__WHAT NEEDS TO BE DONE__: Which lines include the word "vangogh"? Copy each of them.
>> start
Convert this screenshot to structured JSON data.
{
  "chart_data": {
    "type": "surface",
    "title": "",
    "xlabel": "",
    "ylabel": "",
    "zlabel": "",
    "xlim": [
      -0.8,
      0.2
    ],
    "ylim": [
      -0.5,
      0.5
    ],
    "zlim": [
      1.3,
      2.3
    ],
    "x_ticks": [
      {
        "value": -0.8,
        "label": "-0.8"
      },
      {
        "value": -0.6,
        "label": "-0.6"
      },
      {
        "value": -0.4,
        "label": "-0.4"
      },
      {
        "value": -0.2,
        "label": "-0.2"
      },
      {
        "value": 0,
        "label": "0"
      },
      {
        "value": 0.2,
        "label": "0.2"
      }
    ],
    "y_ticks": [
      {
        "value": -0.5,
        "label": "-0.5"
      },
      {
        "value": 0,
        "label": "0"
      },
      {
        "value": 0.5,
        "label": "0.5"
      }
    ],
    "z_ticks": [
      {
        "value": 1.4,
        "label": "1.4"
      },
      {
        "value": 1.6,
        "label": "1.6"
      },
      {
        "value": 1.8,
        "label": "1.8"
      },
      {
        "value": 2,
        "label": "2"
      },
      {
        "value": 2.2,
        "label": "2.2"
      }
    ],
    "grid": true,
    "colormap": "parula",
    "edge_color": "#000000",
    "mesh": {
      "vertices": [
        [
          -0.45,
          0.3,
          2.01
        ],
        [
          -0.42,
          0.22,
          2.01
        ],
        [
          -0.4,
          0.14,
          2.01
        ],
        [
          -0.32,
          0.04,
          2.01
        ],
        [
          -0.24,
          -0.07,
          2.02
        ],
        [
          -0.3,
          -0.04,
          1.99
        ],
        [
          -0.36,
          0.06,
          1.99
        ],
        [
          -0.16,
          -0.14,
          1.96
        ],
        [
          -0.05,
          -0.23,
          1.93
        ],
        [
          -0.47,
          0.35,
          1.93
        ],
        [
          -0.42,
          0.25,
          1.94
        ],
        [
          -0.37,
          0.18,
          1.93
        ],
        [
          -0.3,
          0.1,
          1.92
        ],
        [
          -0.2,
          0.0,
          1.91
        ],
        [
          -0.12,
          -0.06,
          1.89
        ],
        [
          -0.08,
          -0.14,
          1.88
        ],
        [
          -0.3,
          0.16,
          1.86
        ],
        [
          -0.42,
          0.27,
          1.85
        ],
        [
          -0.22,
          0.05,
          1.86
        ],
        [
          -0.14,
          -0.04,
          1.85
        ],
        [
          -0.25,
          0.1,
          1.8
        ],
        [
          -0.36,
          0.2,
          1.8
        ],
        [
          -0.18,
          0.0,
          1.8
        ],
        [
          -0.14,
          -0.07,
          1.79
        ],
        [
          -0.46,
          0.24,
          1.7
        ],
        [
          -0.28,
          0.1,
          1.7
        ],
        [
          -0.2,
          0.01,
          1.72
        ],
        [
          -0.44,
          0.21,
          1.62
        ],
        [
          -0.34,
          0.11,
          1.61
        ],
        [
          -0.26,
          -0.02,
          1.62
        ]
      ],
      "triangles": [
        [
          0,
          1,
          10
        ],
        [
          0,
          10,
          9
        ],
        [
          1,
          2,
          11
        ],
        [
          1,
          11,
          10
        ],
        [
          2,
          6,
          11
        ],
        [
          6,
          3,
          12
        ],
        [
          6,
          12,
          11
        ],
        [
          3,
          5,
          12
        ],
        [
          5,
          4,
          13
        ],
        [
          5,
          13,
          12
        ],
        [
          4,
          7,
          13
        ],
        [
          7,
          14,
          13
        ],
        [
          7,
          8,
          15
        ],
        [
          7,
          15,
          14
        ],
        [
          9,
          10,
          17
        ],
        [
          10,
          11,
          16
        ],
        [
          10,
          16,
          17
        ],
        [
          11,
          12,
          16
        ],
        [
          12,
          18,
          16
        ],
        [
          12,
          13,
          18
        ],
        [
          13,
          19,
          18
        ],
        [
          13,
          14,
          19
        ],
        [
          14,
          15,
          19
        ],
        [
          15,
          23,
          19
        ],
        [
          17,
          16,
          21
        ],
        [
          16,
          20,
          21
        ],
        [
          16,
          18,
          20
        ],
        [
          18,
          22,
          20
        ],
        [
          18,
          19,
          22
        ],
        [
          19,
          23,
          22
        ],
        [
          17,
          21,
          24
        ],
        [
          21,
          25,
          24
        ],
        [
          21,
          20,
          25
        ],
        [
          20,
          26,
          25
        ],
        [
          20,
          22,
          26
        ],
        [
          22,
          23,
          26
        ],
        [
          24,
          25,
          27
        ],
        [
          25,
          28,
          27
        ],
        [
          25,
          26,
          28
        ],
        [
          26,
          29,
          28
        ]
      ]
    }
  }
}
>> end
>> start
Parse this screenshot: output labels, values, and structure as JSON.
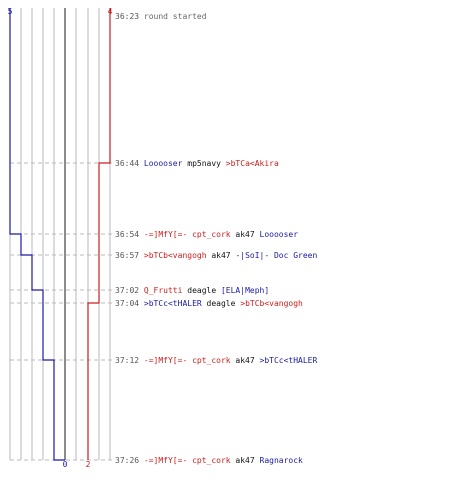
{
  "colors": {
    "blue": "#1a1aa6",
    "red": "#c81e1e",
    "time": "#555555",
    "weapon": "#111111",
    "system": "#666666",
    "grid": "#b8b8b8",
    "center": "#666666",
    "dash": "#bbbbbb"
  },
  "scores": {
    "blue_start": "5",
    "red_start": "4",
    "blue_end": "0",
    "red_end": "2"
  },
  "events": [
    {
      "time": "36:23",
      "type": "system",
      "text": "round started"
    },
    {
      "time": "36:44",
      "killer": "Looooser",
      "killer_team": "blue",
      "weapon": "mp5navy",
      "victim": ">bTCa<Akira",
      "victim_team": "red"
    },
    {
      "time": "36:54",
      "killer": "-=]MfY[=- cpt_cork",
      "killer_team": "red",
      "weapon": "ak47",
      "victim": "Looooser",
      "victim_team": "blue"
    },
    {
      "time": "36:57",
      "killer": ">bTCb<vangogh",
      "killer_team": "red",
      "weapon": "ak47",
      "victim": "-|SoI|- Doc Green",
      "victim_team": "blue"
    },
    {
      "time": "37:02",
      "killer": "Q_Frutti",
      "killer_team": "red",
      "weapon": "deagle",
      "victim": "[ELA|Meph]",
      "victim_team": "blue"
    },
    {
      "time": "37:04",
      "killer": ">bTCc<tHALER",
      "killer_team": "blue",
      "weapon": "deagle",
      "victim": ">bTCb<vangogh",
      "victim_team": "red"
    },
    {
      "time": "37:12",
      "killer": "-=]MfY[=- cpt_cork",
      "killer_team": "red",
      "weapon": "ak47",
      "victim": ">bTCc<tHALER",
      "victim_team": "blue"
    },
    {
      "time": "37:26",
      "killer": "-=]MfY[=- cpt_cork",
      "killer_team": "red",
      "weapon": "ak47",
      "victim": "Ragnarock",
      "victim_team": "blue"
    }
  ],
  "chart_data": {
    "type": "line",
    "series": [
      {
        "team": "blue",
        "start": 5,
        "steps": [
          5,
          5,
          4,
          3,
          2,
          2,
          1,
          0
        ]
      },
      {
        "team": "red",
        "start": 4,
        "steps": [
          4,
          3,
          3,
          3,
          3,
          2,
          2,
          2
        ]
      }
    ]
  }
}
>> end
__TASK OUTPUT__:
      "killer": ">bTCb<vangogh",
      "victim": ">bTCb<vangogh",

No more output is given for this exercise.